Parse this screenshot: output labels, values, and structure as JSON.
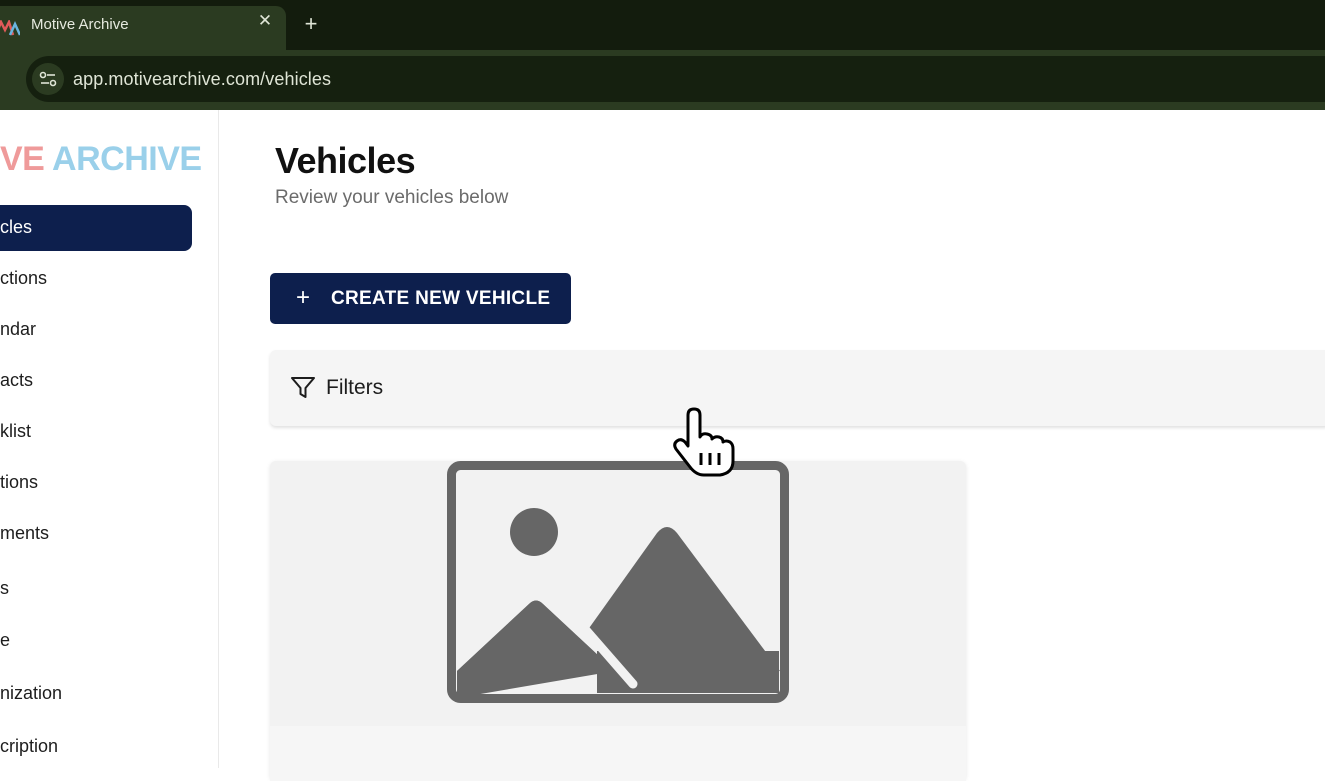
{
  "browser": {
    "tab_title": "Motive Archive",
    "tab_close_glyph": "✕",
    "new_tab_glyph": "+",
    "url": "app.motivearchive.com/vehicles",
    "icons": [
      "motive-archive-favicon",
      "close-icon",
      "plus-icon",
      "site-settings-icon"
    ]
  },
  "sidebar": {
    "logo_part_a": "VE",
    "logo_part_b": "ARCHIVE",
    "items": [
      {
        "label": "cles",
        "active": true
      },
      {
        "label": "ctions",
        "active": false
      },
      {
        "label": "ndar",
        "active": false
      },
      {
        "label": "acts",
        "active": false
      },
      {
        "label": "klist",
        "active": false
      },
      {
        "label": "tions",
        "active": false
      },
      {
        "label": "ments",
        "active": false
      },
      {
        "label": "s",
        "active": false
      },
      {
        "label": "e",
        "active": false
      },
      {
        "label": "nization",
        "active": false
      },
      {
        "label": "cription",
        "active": false
      }
    ]
  },
  "main": {
    "title": "Vehicles",
    "subtitle": "Review your vehicles below",
    "create_button": {
      "icon": "+",
      "label": "CREATE NEW VEHICLE"
    },
    "filters_label": "Filters",
    "card_image": "image-placeholder-icon"
  },
  "colors": {
    "navy": "#0d1f4d",
    "browser_dark": "#131c0d",
    "browser_tab": "#2b3b21",
    "placeholder_gray": "#666666"
  }
}
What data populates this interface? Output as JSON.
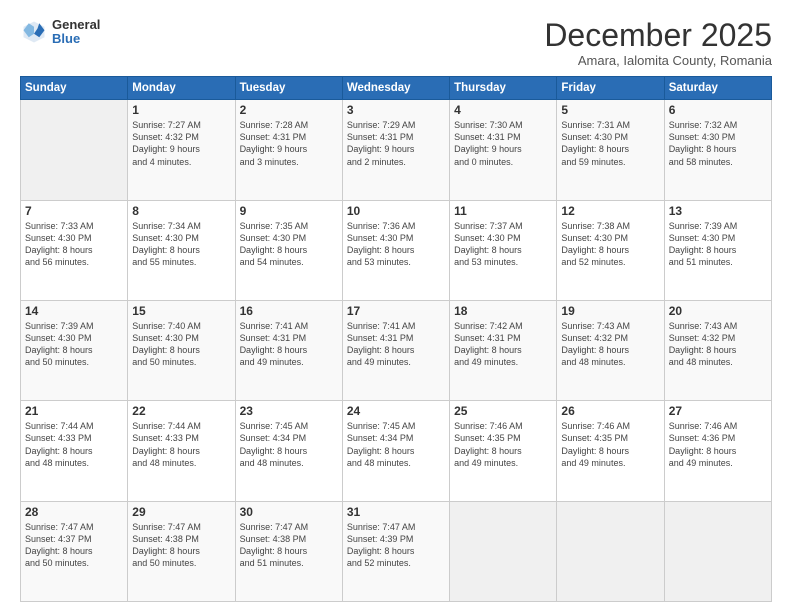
{
  "logo": {
    "general": "General",
    "blue": "Blue"
  },
  "header": {
    "month": "December 2025",
    "location": "Amara, Ialomita County, Romania"
  },
  "weekdays": [
    "Sunday",
    "Monday",
    "Tuesday",
    "Wednesday",
    "Thursday",
    "Friday",
    "Saturday"
  ],
  "weeks": [
    [
      {
        "day": "",
        "info": ""
      },
      {
        "day": "1",
        "info": "Sunrise: 7:27 AM\nSunset: 4:32 PM\nDaylight: 9 hours\nand 4 minutes."
      },
      {
        "day": "2",
        "info": "Sunrise: 7:28 AM\nSunset: 4:31 PM\nDaylight: 9 hours\nand 3 minutes."
      },
      {
        "day": "3",
        "info": "Sunrise: 7:29 AM\nSunset: 4:31 PM\nDaylight: 9 hours\nand 2 minutes."
      },
      {
        "day": "4",
        "info": "Sunrise: 7:30 AM\nSunset: 4:31 PM\nDaylight: 9 hours\nand 0 minutes."
      },
      {
        "day": "5",
        "info": "Sunrise: 7:31 AM\nSunset: 4:30 PM\nDaylight: 8 hours\nand 59 minutes."
      },
      {
        "day": "6",
        "info": "Sunrise: 7:32 AM\nSunset: 4:30 PM\nDaylight: 8 hours\nand 58 minutes."
      }
    ],
    [
      {
        "day": "7",
        "info": "Sunrise: 7:33 AM\nSunset: 4:30 PM\nDaylight: 8 hours\nand 56 minutes."
      },
      {
        "day": "8",
        "info": "Sunrise: 7:34 AM\nSunset: 4:30 PM\nDaylight: 8 hours\nand 55 minutes."
      },
      {
        "day": "9",
        "info": "Sunrise: 7:35 AM\nSunset: 4:30 PM\nDaylight: 8 hours\nand 54 minutes."
      },
      {
        "day": "10",
        "info": "Sunrise: 7:36 AM\nSunset: 4:30 PM\nDaylight: 8 hours\nand 53 minutes."
      },
      {
        "day": "11",
        "info": "Sunrise: 7:37 AM\nSunset: 4:30 PM\nDaylight: 8 hours\nand 53 minutes."
      },
      {
        "day": "12",
        "info": "Sunrise: 7:38 AM\nSunset: 4:30 PM\nDaylight: 8 hours\nand 52 minutes."
      },
      {
        "day": "13",
        "info": "Sunrise: 7:39 AM\nSunset: 4:30 PM\nDaylight: 8 hours\nand 51 minutes."
      }
    ],
    [
      {
        "day": "14",
        "info": "Sunrise: 7:39 AM\nSunset: 4:30 PM\nDaylight: 8 hours\nand 50 minutes."
      },
      {
        "day": "15",
        "info": "Sunrise: 7:40 AM\nSunset: 4:30 PM\nDaylight: 8 hours\nand 50 minutes."
      },
      {
        "day": "16",
        "info": "Sunrise: 7:41 AM\nSunset: 4:31 PM\nDaylight: 8 hours\nand 49 minutes."
      },
      {
        "day": "17",
        "info": "Sunrise: 7:41 AM\nSunset: 4:31 PM\nDaylight: 8 hours\nand 49 minutes."
      },
      {
        "day": "18",
        "info": "Sunrise: 7:42 AM\nSunset: 4:31 PM\nDaylight: 8 hours\nand 49 minutes."
      },
      {
        "day": "19",
        "info": "Sunrise: 7:43 AM\nSunset: 4:32 PM\nDaylight: 8 hours\nand 48 minutes."
      },
      {
        "day": "20",
        "info": "Sunrise: 7:43 AM\nSunset: 4:32 PM\nDaylight: 8 hours\nand 48 minutes."
      }
    ],
    [
      {
        "day": "21",
        "info": "Sunrise: 7:44 AM\nSunset: 4:33 PM\nDaylight: 8 hours\nand 48 minutes."
      },
      {
        "day": "22",
        "info": "Sunrise: 7:44 AM\nSunset: 4:33 PM\nDaylight: 8 hours\nand 48 minutes."
      },
      {
        "day": "23",
        "info": "Sunrise: 7:45 AM\nSunset: 4:34 PM\nDaylight: 8 hours\nand 48 minutes."
      },
      {
        "day": "24",
        "info": "Sunrise: 7:45 AM\nSunset: 4:34 PM\nDaylight: 8 hours\nand 48 minutes."
      },
      {
        "day": "25",
        "info": "Sunrise: 7:46 AM\nSunset: 4:35 PM\nDaylight: 8 hours\nand 49 minutes."
      },
      {
        "day": "26",
        "info": "Sunrise: 7:46 AM\nSunset: 4:35 PM\nDaylight: 8 hours\nand 49 minutes."
      },
      {
        "day": "27",
        "info": "Sunrise: 7:46 AM\nSunset: 4:36 PM\nDaylight: 8 hours\nand 49 minutes."
      }
    ],
    [
      {
        "day": "28",
        "info": "Sunrise: 7:47 AM\nSunset: 4:37 PM\nDaylight: 8 hours\nand 50 minutes."
      },
      {
        "day": "29",
        "info": "Sunrise: 7:47 AM\nSunset: 4:38 PM\nDaylight: 8 hours\nand 50 minutes."
      },
      {
        "day": "30",
        "info": "Sunrise: 7:47 AM\nSunset: 4:38 PM\nDaylight: 8 hours\nand 51 minutes."
      },
      {
        "day": "31",
        "info": "Sunrise: 7:47 AM\nSunset: 4:39 PM\nDaylight: 8 hours\nand 52 minutes."
      },
      {
        "day": "",
        "info": ""
      },
      {
        "day": "",
        "info": ""
      },
      {
        "day": "",
        "info": ""
      }
    ]
  ]
}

- - -

> [To be done] Repeat the material exactly as it reads, without any of its pictures.

> [Finished answer]
Parse this screenshot: output labels, values, and structure as JSON.
{
  "browser": {
    "tab_title": "Motive Archive",
    "tab_close_glyph": "✕",
    "new_tab_glyph": "+",
    "url": "app.motivearchive.com/vehicles",
    "icons": [
      "motive-archive-favicon",
      "close-icon",
      "plus-icon",
      "site-settings-icon"
    ]
  },
  "sidebar": {
    "logo_part_a": "VE",
    "logo_part_b": "ARCHIVE",
    "items": [
      {
        "label": "cles",
        "active": true
      },
      {
        "label": "ctions",
        "active": false
      },
      {
        "label": "ndar",
        "active": false
      },
      {
        "label": "acts",
        "active": false
      },
      {
        "label": "klist",
        "active": false
      },
      {
        "label": "tions",
        "active": false
      },
      {
        "label": "ments",
        "active": false
      },
      {
        "label": "s",
        "active": false
      },
      {
        "label": "e",
        "active": false
      },
      {
        "label": "nization",
        "active": false
      },
      {
        "label": "cription",
        "active": false
      }
    ]
  },
  "main": {
    "title": "Vehicles",
    "subtitle": "Review your vehicles below",
    "create_button": {
      "icon": "+",
      "label": "CREATE NEW VEHICLE"
    },
    "filters_label": "Filters",
    "card_image": "image-placeholder-icon"
  },
  "colors": {
    "navy": "#0d1f4d",
    "browser_dark": "#131c0d",
    "browser_tab": "#2b3b21",
    "placeholder_gray": "#666666"
  }
}
What data populates this interface? Output as JSON.
{
  "logo": {
    "general": "General",
    "blue": "Blue"
  },
  "header": {
    "month": "December 2025",
    "location": "Amara, Ialomita County, Romania"
  },
  "weekdays": [
    "Sunday",
    "Monday",
    "Tuesday",
    "Wednesday",
    "Thursday",
    "Friday",
    "Saturday"
  ],
  "weeks": [
    [
      {
        "day": "",
        "info": ""
      },
      {
        "day": "1",
        "info": "Sunrise: 7:27 AM\nSunset: 4:32 PM\nDaylight: 9 hours\nand 4 minutes."
      },
      {
        "day": "2",
        "info": "Sunrise: 7:28 AM\nSunset: 4:31 PM\nDaylight: 9 hours\nand 3 minutes."
      },
      {
        "day": "3",
        "info": "Sunrise: 7:29 AM\nSunset: 4:31 PM\nDaylight: 9 hours\nand 2 minutes."
      },
      {
        "day": "4",
        "info": "Sunrise: 7:30 AM\nSunset: 4:31 PM\nDaylight: 9 hours\nand 0 minutes."
      },
      {
        "day": "5",
        "info": "Sunrise: 7:31 AM\nSunset: 4:30 PM\nDaylight: 8 hours\nand 59 minutes."
      },
      {
        "day": "6",
        "info": "Sunrise: 7:32 AM\nSunset: 4:30 PM\nDaylight: 8 hours\nand 58 minutes."
      }
    ],
    [
      {
        "day": "7",
        "info": "Sunrise: 7:33 AM\nSunset: 4:30 PM\nDaylight: 8 hours\nand 56 minutes."
      },
      {
        "day": "8",
        "info": "Sunrise: 7:34 AM\nSunset: 4:30 PM\nDaylight: 8 hours\nand 55 minutes."
      },
      {
        "day": "9",
        "info": "Sunrise: 7:35 AM\nSunset: 4:30 PM\nDaylight: 8 hours\nand 54 minutes."
      },
      {
        "day": "10",
        "info": "Sunrise: 7:36 AM\nSunset: 4:30 PM\nDaylight: 8 hours\nand 53 minutes."
      },
      {
        "day": "11",
        "info": "Sunrise: 7:37 AM\nSunset: 4:30 PM\nDaylight: 8 hours\nand 53 minutes."
      },
      {
        "day": "12",
        "info": "Sunrise: 7:38 AM\nSunset: 4:30 PM\nDaylight: 8 hours\nand 52 minutes."
      },
      {
        "day": "13",
        "info": "Sunrise: 7:39 AM\nSunset: 4:30 PM\nDaylight: 8 hours\nand 51 minutes."
      }
    ],
    [
      {
        "day": "14",
        "info": "Sunrise: 7:39 AM\nSunset: 4:30 PM\nDaylight: 8 hours\nand 50 minutes."
      },
      {
        "day": "15",
        "info": "Sunrise: 7:40 AM\nSunset: 4:30 PM\nDaylight: 8 hours\nand 50 minutes."
      },
      {
        "day": "16",
        "info": "Sunrise: 7:41 AM\nSunset: 4:31 PM\nDaylight: 8 hours\nand 49 minutes."
      },
      {
        "day": "17",
        "info": "Sunrise: 7:41 AM\nSunset: 4:31 PM\nDaylight: 8 hours\nand 49 minutes."
      },
      {
        "day": "18",
        "info": "Sunrise: 7:42 AM\nSunset: 4:31 PM\nDaylight: 8 hours\nand 49 minutes."
      },
      {
        "day": "19",
        "info": "Sunrise: 7:43 AM\nSunset: 4:32 PM\nDaylight: 8 hours\nand 48 minutes."
      },
      {
        "day": "20",
        "info": "Sunrise: 7:43 AM\nSunset: 4:32 PM\nDaylight: 8 hours\nand 48 minutes."
      }
    ],
    [
      {
        "day": "21",
        "info": "Sunrise: 7:44 AM\nSunset: 4:33 PM\nDaylight: 8 hours\nand 48 minutes."
      },
      {
        "day": "22",
        "info": "Sunrise: 7:44 AM\nSunset: 4:33 PM\nDaylight: 8 hours\nand 48 minutes."
      },
      {
        "day": "23",
        "info": "Sunrise: 7:45 AM\nSunset: 4:34 PM\nDaylight: 8 hours\nand 48 minutes."
      },
      {
        "day": "24",
        "info": "Sunrise: 7:45 AM\nSunset: 4:34 PM\nDaylight: 8 hours\nand 48 minutes."
      },
      {
        "day": "25",
        "info": "Sunrise: 7:46 AM\nSunset: 4:35 PM\nDaylight: 8 hours\nand 49 minutes."
      },
      {
        "day": "26",
        "info": "Sunrise: 7:46 AM\nSunset: 4:35 PM\nDaylight: 8 hours\nand 49 minutes."
      },
      {
        "day": "27",
        "info": "Sunrise: 7:46 AM\nSunset: 4:36 PM\nDaylight: 8 hours\nand 49 minutes."
      }
    ],
    [
      {
        "day": "28",
        "info": "Sunrise: 7:47 AM\nSunset: 4:37 PM\nDaylight: 8 hours\nand 50 minutes."
      },
      {
        "day": "29",
        "info": "Sunrise: 7:47 AM\nSunset: 4:38 PM\nDaylight: 8 hours\nand 50 minutes."
      },
      {
        "day": "30",
        "info": "Sunrise: 7:47 AM\nSunset: 4:38 PM\nDaylight: 8 hours\nand 51 minutes."
      },
      {
        "day": "31",
        "info": "Sunrise: 7:47 AM\nSunset: 4:39 PM\nDaylight: 8 hours\nand 52 minutes."
      },
      {
        "day": "",
        "info": ""
      },
      {
        "day": "",
        "info": ""
      },
      {
        "day": "",
        "info": ""
      }
    ]
  ]
}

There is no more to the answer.